Stated problem - Copy out all of the material exactly.

Begin

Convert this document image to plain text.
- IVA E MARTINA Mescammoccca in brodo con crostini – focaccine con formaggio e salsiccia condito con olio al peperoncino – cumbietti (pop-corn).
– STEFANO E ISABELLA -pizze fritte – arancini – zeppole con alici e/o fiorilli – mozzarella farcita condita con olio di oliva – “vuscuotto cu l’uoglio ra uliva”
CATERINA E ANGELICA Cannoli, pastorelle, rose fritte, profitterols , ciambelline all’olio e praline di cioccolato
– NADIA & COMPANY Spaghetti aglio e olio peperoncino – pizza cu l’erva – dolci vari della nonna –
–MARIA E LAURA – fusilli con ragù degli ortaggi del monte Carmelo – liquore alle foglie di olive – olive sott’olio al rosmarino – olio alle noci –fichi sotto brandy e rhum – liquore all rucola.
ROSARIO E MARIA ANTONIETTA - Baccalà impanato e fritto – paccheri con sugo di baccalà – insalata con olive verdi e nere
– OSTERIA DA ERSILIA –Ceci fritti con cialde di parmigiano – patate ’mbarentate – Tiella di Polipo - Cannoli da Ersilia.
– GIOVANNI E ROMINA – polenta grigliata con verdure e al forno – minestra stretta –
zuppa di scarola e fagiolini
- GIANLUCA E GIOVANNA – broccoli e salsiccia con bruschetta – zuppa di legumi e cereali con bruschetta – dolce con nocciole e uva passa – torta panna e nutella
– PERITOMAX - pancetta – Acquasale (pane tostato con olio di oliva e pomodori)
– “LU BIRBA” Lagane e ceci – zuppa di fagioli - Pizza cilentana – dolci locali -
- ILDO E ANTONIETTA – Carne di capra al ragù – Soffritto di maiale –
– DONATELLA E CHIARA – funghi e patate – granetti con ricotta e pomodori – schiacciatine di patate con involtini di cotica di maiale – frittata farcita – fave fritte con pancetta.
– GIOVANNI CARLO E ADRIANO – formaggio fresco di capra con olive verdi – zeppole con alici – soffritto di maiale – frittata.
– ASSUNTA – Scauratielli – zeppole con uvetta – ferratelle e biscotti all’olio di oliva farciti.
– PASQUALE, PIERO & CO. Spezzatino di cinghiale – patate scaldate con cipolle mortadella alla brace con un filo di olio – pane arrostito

End

Problem solution -
Convert this document image to plain text.
- IVA E MARTINA Mescammoccca in brodo con crostini – focaccine con formaggio e salsiccia condito con olio al peperoncino – cumbietti (pop-corn).
– STEFANO E ISABELLA -pizze fritte – arancini – zeppole con alici e/o fiorilli – mozzarella farcita condita con olio di oliva – “vuscuotto cu l’uoglio ra uliva”
CATERINA E ANGELICA Cannoli, pastorelle, rose fritte, profitterols , ciambelline all’olio e praline di cioccolato
– NADIA & COMPANY Spaghetti aglio e olio peperoncino – pizza cu l’erva – dolci vari della nonna –
–MARIA E LAURA – fusilli con ragù degli ortaggi del monte Carmelo – liquore alle foglie di olive – olive sott’olio al rosmarino – olio alle noci –fichi sotto brandy e rhum – liquore all rucola.
ROSARIO E MARIA ANTONIETTA - Baccalà impanato e fritto – paccheri con sugo di baccalà – insalata con olive verdi e nere
– OSTERIA DA ERSILIA –Ceci fritti con cialde di parmigiano – patate ’mbarentate – Tiella di Polipo - Cannoli da Ersilia.
– GIOVANNI E ROMINA – polenta grigliata con verdure e al forno – minestra stretta –
zuppa di scarola e fagiolini
- GIANLUCA E GIOVANNA – broccoli e salsiccia con bruschetta – zuppa di legumi e cereali con bruschetta – dolce con nocciole e uva passa – torta panna e nutella
– PERITOMAX - pancetta – Acquasale (pane tostato con olio di oliva e pomodori)
– “LU BIRBA” Lagane e ceci – zuppa di fagioli - Pizza cilentana – dolci locali -
- ILDO E ANTONIETTA – Carne di capra al ragù – Soffritto di maiale –
– DONATELLA E CHIARA – funghi e patate – granetti con ricotta e pomodori – schiacciatine di patate con involtini di cotica di maiale – frittata farcita – fave fritte con pancetta.
– GIOVANNI CARLO E ADRIANO – formaggio fresco di capra con olive verdi – zeppole con alici – soffritto di maiale – frittata.
– ASSUNTA – Scauratielli – zeppole con uvetta – ferratelle e biscotti all’olio di oliva farciti.
– PASQUALE, PIERO & CO. Spezzatino di cinghiale – patate scaldate con cipolle mortadella alla brace con un filo di olio – pane arrostito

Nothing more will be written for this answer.